## start MATERIAL FOR THIS TASK

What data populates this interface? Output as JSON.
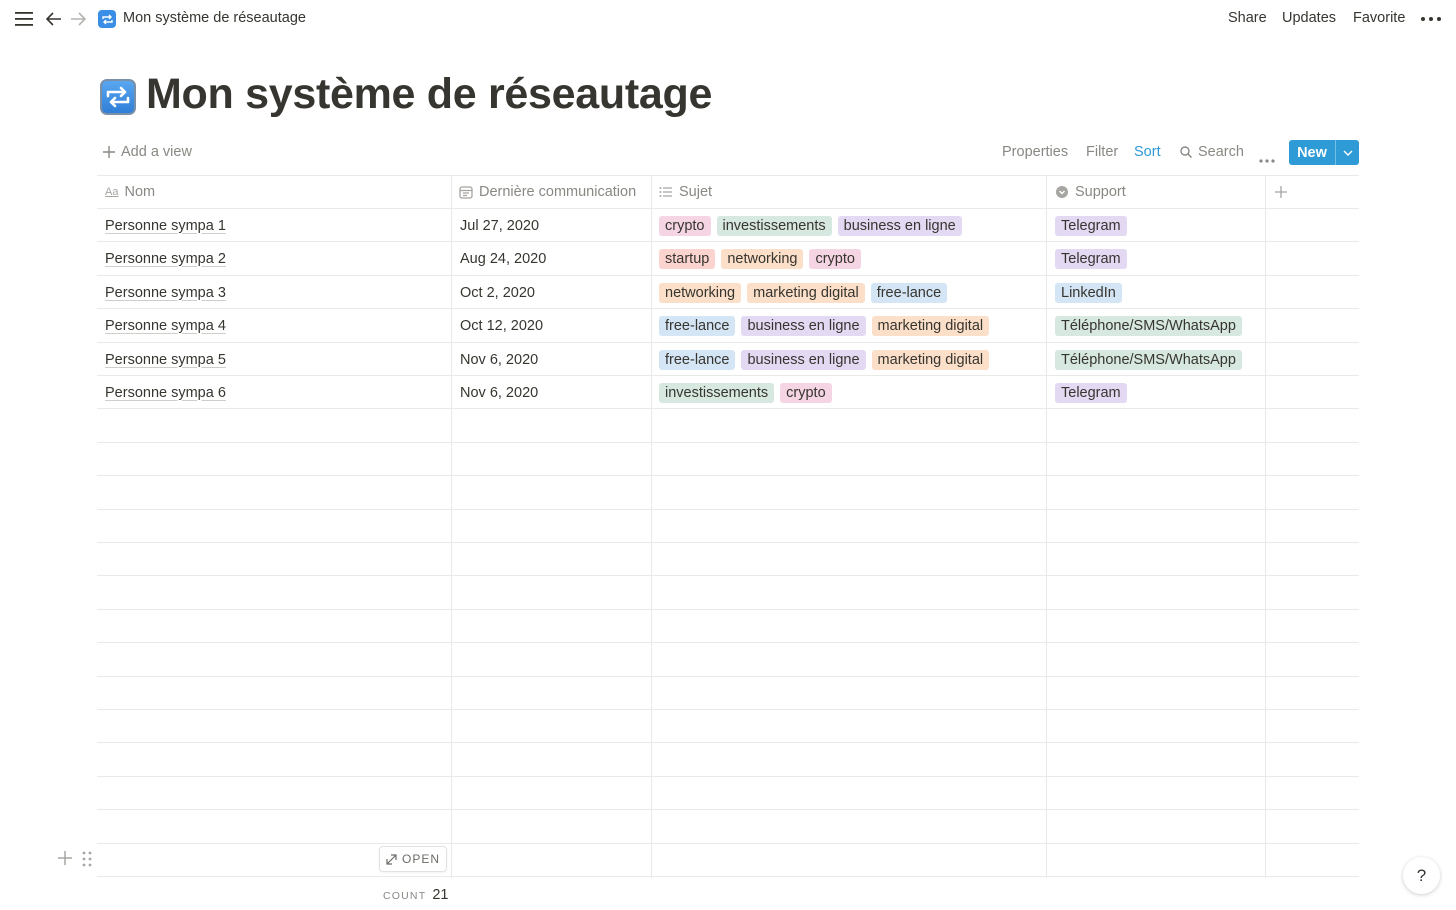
{
  "topbar": {
    "breadcrumb_title": "Mon système de réseautage",
    "share_label": "Share",
    "updates_label": "Updates",
    "favorite_label": "Favorite"
  },
  "page": {
    "title": "Mon système de réseautage",
    "icon": "repeat-arrows-emoji"
  },
  "viewbar": {
    "add_view_label": "Add a view",
    "properties_label": "Properties",
    "filter_label": "Filter",
    "sort_label": "Sort",
    "search_label": "Search",
    "new_label": "New"
  },
  "table": {
    "columns": [
      {
        "label": "Nom",
        "icon": "title-aa-icon"
      },
      {
        "label": "Dernière communication",
        "icon": "calendar-icon"
      },
      {
        "label": "Sujet",
        "icon": "list-icon"
      },
      {
        "label": "Support",
        "icon": "select-icon"
      }
    ],
    "rows": [
      {
        "name": "Personne sympa 1",
        "date": "Jul 27, 2020",
        "sujet": [
          "crypto",
          "investissements",
          "business en ligne"
        ],
        "support": "Telegram"
      },
      {
        "name": "Personne sympa 2",
        "date": "Aug 24, 2020",
        "sujet": [
          "startup",
          "networking",
          "crypto"
        ],
        "support": "Telegram"
      },
      {
        "name": "Personne sympa 3",
        "date": "Oct 2, 2020",
        "sujet": [
          "networking",
          "marketing digital",
          "free-lance"
        ],
        "support": "LinkedIn"
      },
      {
        "name": "Personne sympa 4",
        "date": "Oct 12, 2020",
        "sujet": [
          "free-lance",
          "business en ligne",
          "marketing digital"
        ],
        "support": "Téléphone/SMS/WhatsApp"
      },
      {
        "name": "Personne sympa 5",
        "date": "Nov 6, 2020",
        "sujet": [
          "free-lance",
          "business en ligne",
          "marketing digital"
        ],
        "support": "Téléphone/SMS/WhatsApp"
      },
      {
        "name": "Personne sympa 6",
        "date": "Nov 6, 2020",
        "sujet": [
          "investissements",
          "crypto"
        ],
        "support": "Telegram"
      }
    ],
    "open_label": "OPEN",
    "count_label": "COUNT",
    "count_value": "21"
  },
  "tag_colors": {
    "crypto": "#f5d4e3",
    "investissements": "#d6e8df",
    "business en ligne": "#e4d9f3",
    "startup": "#fbd3cf",
    "networking": "#fbdfc9",
    "marketing digital": "#fbdfc9",
    "free-lance": "#d4e5f5",
    "Telegram": "#e4d9f3",
    "LinkedIn": "#d4e5f5",
    "Téléphone/SMS/WhatsApp": "#d6e8df"
  },
  "accent_color": "#2e9bd6",
  "help_label": "?"
}
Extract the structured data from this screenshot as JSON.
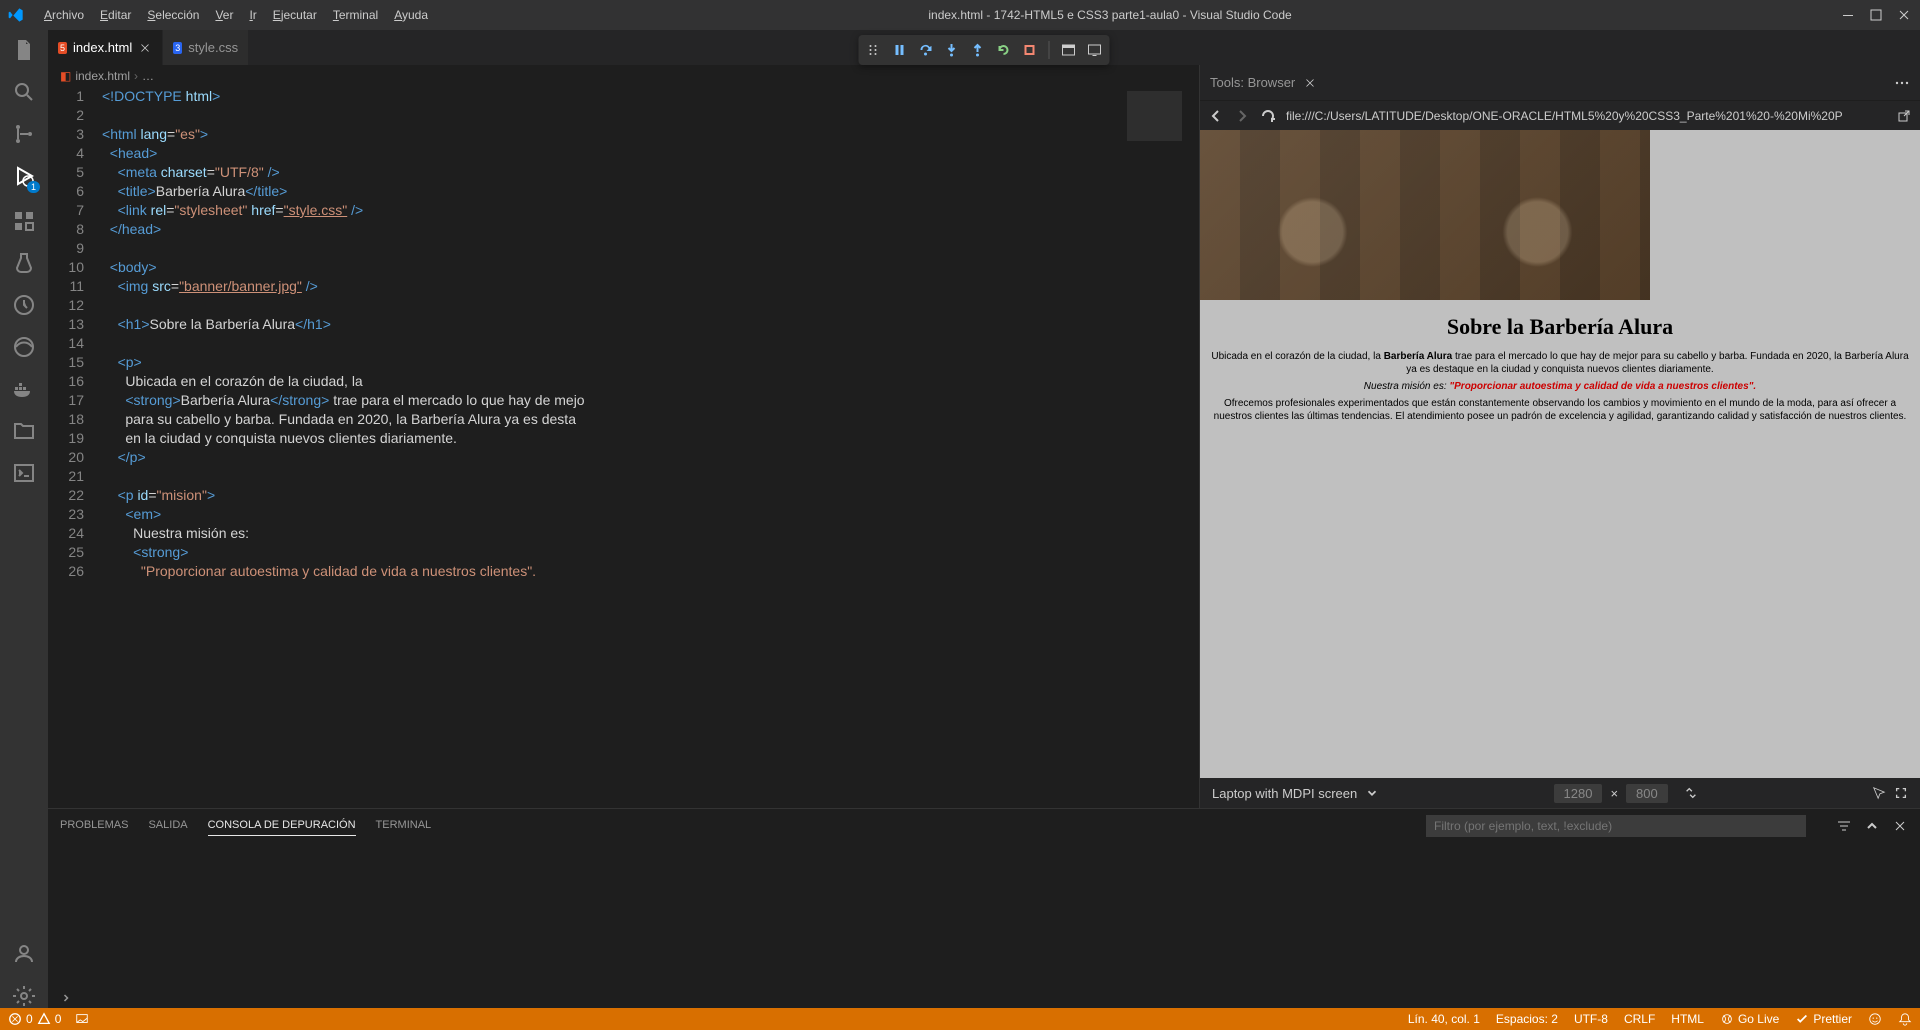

## end MATERIAL FOR THIS TASK

TASK GOAL:
Output all of the data exactly as it stands, minus any images.

TASK RESPONSE:
What data populates this interface? Output as JSON.
{
  "topbar": {
    "breadcrumb_title": "Mon système de réseautage",
    "share_label": "Share",
    "updates_label": "Updates",
    "favorite_label": "Favorite"
  },
  "page": {
    "title": "Mon système de réseautage",
    "icon": "repeat-arrows-emoji"
  },
  "viewbar": {
    "add_view_label": "Add a view",
    "properties_label": "Properties",
    "filter_label": "Filter",
    "sort_label": "Sort",
    "search_label": "Search",
    "new_label": "New"
  },
  "table": {
    "columns": [
      {
        "label": "Nom",
        "icon": "title-aa-icon"
      },
      {
        "label": "Dernière communication",
        "icon": "calendar-icon"
      },
      {
        "label": "Sujet",
        "icon": "list-icon"
      },
      {
        "label": "Support",
        "icon": "select-icon"
      }
    ],
    "rows": [
      {
        "name": "Personne sympa 1",
        "date": "Jul 27, 2020",
        "sujet": [
          "crypto",
          "investissements",
          "business en ligne"
        ],
        "support": "Telegram"
      },
      {
        "name": "Personne sympa 2",
        "date": "Aug 24, 2020",
        "sujet": [
          "startup",
          "networking",
          "crypto"
        ],
        "support": "Telegram"
      },
      {
        "name": "Personne sympa 3",
        "date": "Oct 2, 2020",
        "sujet": [
          "networking",
          "marketing digital",
          "free-lance"
        ],
        "support": "LinkedIn"
      },
      {
        "name": "Personne sympa 4",
        "date": "Oct 12, 2020",
        "sujet": [
          "free-lance",
          "business en ligne",
          "marketing digital"
        ],
        "support": "Téléphone/SMS/WhatsApp"
      },
      {
        "name": "Personne sympa 5",
        "date": "Nov 6, 2020",
        "sujet": [
          "free-lance",
          "business en ligne",
          "marketing digital"
        ],
        "support": "Téléphone/SMS/WhatsApp"
      },
      {
        "name": "Personne sympa 6",
        "date": "Nov 6, 2020",
        "sujet": [
          "investissements",
          "crypto"
        ],
        "support": "Telegram"
      }
    ],
    "open_label": "OPEN",
    "count_label": "COUNT",
    "count_value": "21"
  },
  "tag_colors": {
    "crypto": "#f5d4e3",
    "investissements": "#d6e8df",
    "business en ligne": "#e4d9f3",
    "startup": "#fbd3cf",
    "networking": "#fbdfc9",
    "marketing digital": "#fbdfc9",
    "free-lance": "#d4e5f5",
    "Telegram": "#e4d9f3",
    "LinkedIn": "#d4e5f5",
    "Téléphone/SMS/WhatsApp": "#d6e8df"
  },
  "accent_color": "#2e9bd6",
  "help_label": "?"
}
Extract the structured data from this screenshot as JSON.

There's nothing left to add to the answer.